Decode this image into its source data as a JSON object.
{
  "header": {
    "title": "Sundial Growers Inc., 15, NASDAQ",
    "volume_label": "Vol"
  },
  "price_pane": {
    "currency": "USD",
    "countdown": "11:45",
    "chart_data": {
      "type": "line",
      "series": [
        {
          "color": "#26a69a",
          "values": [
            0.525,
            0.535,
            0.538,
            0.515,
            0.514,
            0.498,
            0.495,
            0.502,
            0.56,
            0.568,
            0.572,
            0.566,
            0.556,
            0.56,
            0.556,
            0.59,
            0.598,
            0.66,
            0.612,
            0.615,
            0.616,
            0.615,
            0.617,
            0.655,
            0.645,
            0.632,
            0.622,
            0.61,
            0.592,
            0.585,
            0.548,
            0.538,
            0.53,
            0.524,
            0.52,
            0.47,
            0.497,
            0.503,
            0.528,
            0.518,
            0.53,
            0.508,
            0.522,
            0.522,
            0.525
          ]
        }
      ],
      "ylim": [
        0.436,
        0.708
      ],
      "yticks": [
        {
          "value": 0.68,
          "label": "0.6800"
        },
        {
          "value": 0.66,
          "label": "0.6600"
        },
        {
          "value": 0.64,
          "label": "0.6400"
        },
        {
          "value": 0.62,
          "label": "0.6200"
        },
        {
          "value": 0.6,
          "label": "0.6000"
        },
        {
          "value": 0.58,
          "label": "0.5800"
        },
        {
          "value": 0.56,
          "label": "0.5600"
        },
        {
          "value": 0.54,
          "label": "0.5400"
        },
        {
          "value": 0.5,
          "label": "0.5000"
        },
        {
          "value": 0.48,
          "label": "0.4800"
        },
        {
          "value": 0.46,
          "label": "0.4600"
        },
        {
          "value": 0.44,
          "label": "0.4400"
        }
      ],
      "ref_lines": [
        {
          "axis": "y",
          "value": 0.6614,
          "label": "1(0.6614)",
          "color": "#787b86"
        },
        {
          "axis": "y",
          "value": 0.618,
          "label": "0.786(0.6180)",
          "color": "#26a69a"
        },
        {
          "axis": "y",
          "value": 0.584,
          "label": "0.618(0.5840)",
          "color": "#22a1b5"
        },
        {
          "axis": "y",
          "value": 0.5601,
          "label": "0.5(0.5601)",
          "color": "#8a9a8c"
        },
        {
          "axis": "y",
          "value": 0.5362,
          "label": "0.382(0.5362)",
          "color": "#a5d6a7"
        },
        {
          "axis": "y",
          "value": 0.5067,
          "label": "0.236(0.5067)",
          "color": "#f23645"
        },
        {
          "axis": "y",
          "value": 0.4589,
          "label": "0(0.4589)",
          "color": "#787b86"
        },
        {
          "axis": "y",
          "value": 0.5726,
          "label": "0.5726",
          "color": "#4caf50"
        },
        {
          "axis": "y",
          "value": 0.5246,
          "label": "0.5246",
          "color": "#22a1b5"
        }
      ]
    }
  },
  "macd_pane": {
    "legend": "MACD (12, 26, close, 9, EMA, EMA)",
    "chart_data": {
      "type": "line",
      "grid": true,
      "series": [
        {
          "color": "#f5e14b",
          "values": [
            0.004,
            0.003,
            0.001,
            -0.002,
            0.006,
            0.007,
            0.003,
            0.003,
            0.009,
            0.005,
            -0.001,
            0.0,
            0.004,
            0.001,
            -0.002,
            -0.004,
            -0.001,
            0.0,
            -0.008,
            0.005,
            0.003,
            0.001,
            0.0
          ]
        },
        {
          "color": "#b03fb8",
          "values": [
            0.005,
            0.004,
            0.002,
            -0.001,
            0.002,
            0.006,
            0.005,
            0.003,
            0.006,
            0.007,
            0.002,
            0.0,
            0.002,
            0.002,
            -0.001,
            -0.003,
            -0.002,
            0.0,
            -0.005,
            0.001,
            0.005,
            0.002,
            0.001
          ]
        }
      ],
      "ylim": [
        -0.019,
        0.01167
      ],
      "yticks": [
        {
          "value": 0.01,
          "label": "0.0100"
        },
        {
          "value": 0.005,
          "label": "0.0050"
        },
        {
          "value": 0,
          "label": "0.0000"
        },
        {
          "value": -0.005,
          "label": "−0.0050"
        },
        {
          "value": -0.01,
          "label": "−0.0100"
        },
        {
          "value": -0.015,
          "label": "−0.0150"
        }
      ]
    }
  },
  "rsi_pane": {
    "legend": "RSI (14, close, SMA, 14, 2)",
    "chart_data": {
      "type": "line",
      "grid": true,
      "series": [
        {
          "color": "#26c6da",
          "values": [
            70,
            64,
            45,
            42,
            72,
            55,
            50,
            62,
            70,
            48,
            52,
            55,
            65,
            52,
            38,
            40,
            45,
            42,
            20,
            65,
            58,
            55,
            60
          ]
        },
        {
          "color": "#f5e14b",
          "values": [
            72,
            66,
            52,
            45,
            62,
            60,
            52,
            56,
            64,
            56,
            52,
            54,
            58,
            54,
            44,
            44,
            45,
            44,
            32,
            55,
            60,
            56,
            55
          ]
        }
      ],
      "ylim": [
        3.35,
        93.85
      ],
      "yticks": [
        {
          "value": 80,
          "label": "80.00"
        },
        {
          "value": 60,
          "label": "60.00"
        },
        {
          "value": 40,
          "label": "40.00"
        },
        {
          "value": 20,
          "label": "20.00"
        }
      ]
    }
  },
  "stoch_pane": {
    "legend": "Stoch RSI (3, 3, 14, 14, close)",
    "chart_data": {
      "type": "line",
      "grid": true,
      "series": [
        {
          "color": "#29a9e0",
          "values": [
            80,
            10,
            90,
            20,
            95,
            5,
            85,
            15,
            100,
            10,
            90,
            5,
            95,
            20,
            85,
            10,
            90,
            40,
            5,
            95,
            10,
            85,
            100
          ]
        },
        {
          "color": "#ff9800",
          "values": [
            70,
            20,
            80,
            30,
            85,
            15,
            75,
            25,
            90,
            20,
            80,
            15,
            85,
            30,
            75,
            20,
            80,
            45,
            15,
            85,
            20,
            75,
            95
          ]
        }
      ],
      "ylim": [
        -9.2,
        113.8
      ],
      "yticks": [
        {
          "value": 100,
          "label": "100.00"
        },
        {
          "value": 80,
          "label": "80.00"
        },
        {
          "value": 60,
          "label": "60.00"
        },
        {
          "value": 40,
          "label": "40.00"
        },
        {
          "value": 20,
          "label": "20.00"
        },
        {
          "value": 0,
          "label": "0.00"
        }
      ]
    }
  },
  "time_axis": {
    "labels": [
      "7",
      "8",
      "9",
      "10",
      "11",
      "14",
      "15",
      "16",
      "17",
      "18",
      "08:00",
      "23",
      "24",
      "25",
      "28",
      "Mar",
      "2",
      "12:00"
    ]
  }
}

### Instruction
Retype every entry above, word for word.

### Result
Decode this image into its source data as a JSON object.
{
  "header": {
    "title": "Sundial Growers Inc., 15, NASDAQ",
    "volume_label": "Vol"
  },
  "price_pane": {
    "currency": "USD",
    "countdown": "11:45",
    "chart_data": {
      "type": "line",
      "series": [
        {
          "color": "#26a69a",
          "values": [
            0.525,
            0.535,
            0.538,
            0.515,
            0.514,
            0.498,
            0.495,
            0.502,
            0.56,
            0.568,
            0.572,
            0.566,
            0.556,
            0.56,
            0.556,
            0.59,
            0.598,
            0.66,
            0.612,
            0.615,
            0.616,
            0.615,
            0.617,
            0.655,
            0.645,
            0.632,
            0.622,
            0.61,
            0.592,
            0.585,
            0.548,
            0.538,
            0.53,
            0.524,
            0.52,
            0.47,
            0.497,
            0.503,
            0.528,
            0.518,
            0.53,
            0.508,
            0.522,
            0.522,
            0.525
          ]
        }
      ],
      "ylim": [
        0.436,
        0.708
      ],
      "yticks": [
        {
          "value": 0.68,
          "label": "0.6800"
        },
        {
          "value": 0.66,
          "label": "0.6600"
        },
        {
          "value": 0.64,
          "label": "0.6400"
        },
        {
          "value": 0.62,
          "label": "0.6200"
        },
        {
          "value": 0.6,
          "label": "0.6000"
        },
        {
          "value": 0.58,
          "label": "0.5800"
        },
        {
          "value": 0.56,
          "label": "0.5600"
        },
        {
          "value": 0.54,
          "label": "0.5400"
        },
        {
          "value": 0.5,
          "label": "0.5000"
        },
        {
          "value": 0.48,
          "label": "0.4800"
        },
        {
          "value": 0.46,
          "label": "0.4600"
        },
        {
          "value": 0.44,
          "label": "0.4400"
        }
      ],
      "ref_lines": [
        {
          "axis": "y",
          "value": 0.6614,
          "label": "1(0.6614)",
          "color": "#787b86"
        },
        {
          "axis": "y",
          "value": 0.618,
          "label": "0.786(0.6180)",
          "color": "#26a69a"
        },
        {
          "axis": "y",
          "value": 0.584,
          "label": "0.618(0.5840)",
          "color": "#22a1b5"
        },
        {
          "axis": "y",
          "value": 0.5601,
          "label": "0.5(0.5601)",
          "color": "#8a9a8c"
        },
        {
          "axis": "y",
          "value": 0.5362,
          "label": "0.382(0.5362)",
          "color": "#a5d6a7"
        },
        {
          "axis": "y",
          "value": 0.5067,
          "label": "0.236(0.5067)",
          "color": "#f23645"
        },
        {
          "axis": "y",
          "value": 0.4589,
          "label": "0(0.4589)",
          "color": "#787b86"
        },
        {
          "axis": "y",
          "value": 0.5726,
          "label": "0.5726",
          "color": "#4caf50"
        },
        {
          "axis": "y",
          "value": 0.5246,
          "label": "0.5246",
          "color": "#22a1b5"
        }
      ]
    }
  },
  "macd_pane": {
    "legend": "MACD (12, 26, close, 9, EMA, EMA)",
    "chart_data": {
      "type": "line",
      "grid": true,
      "series": [
        {
          "color": "#f5e14b",
          "values": [
            0.004,
            0.003,
            0.001,
            -0.002,
            0.006,
            0.007,
            0.003,
            0.003,
            0.009,
            0.005,
            -0.001,
            0.0,
            0.004,
            0.001,
            -0.002,
            -0.004,
            -0.001,
            0.0,
            -0.008,
            0.005,
            0.003,
            0.001,
            0.0
          ]
        },
        {
          "color": "#b03fb8",
          "values": [
            0.005,
            0.004,
            0.002,
            -0.001,
            0.002,
            0.006,
            0.005,
            0.003,
            0.006,
            0.007,
            0.002,
            0.0,
            0.002,
            0.002,
            -0.001,
            -0.003,
            -0.002,
            0.0,
            -0.005,
            0.001,
            0.005,
            0.002,
            0.001
          ]
        }
      ],
      "ylim": [
        -0.019,
        0.01167
      ],
      "yticks": [
        {
          "value": 0.01,
          "label": "0.0100"
        },
        {
          "value": 0.005,
          "label": "0.0050"
        },
        {
          "value": 0,
          "label": "0.0000"
        },
        {
          "value": -0.005,
          "label": "−0.0050"
        },
        {
          "value": -0.01,
          "label": "−0.0100"
        },
        {
          "value": -0.015,
          "label": "−0.0150"
        }
      ]
    }
  },
  "rsi_pane": {
    "legend": "RSI (14, close, SMA, 14, 2)",
    "chart_data": {
      "type": "line",
      "grid": true,
      "series": [
        {
          "color": "#26c6da",
          "values": [
            70,
            64,
            45,
            42,
            72,
            55,
            50,
            62,
            70,
            48,
            52,
            55,
            65,
            52,
            38,
            40,
            45,
            42,
            20,
            65,
            58,
            55,
            60
          ]
        },
        {
          "color": "#f5e14b",
          "values": [
            72,
            66,
            52,
            45,
            62,
            60,
            52,
            56,
            64,
            56,
            52,
            54,
            58,
            54,
            44,
            44,
            45,
            44,
            32,
            55,
            60,
            56,
            55
          ]
        }
      ],
      "ylim": [
        3.35,
        93.85
      ],
      "yticks": [
        {
          "value": 80,
          "label": "80.00"
        },
        {
          "value": 60,
          "label": "60.00"
        },
        {
          "value": 40,
          "label": "40.00"
        },
        {
          "value": 20,
          "label": "20.00"
        }
      ]
    }
  },
  "stoch_pane": {
    "legend": "Stoch RSI (3, 3, 14, 14, close)",
    "chart_data": {
      "type": "line",
      "grid": true,
      "series": [
        {
          "color": "#29a9e0",
          "values": [
            80,
            10,
            90,
            20,
            95,
            5,
            85,
            15,
            100,
            10,
            90,
            5,
            95,
            20,
            85,
            10,
            90,
            40,
            5,
            95,
            10,
            85,
            100
          ]
        },
        {
          "color": "#ff9800",
          "values": [
            70,
            20,
            80,
            30,
            85,
            15,
            75,
            25,
            90,
            20,
            80,
            15,
            85,
            30,
            75,
            20,
            80,
            45,
            15,
            85,
            20,
            75,
            95
          ]
        }
      ],
      "ylim": [
        -9.2,
        113.8
      ],
      "yticks": [
        {
          "value": 100,
          "label": "100.00"
        },
        {
          "value": 80,
          "label": "80.00"
        },
        {
          "value": 60,
          "label": "60.00"
        },
        {
          "value": 40,
          "label": "40.00"
        },
        {
          "value": 20,
          "label": "20.00"
        },
        {
          "value": 0,
          "label": "0.00"
        }
      ]
    }
  },
  "time_axis": {
    "labels": [
      "7",
      "8",
      "9",
      "10",
      "11",
      "14",
      "15",
      "16",
      "17",
      "18",
      "08:00",
      "23",
      "24",
      "25",
      "28",
      "Mar",
      "2",
      "12:00"
    ]
  }
}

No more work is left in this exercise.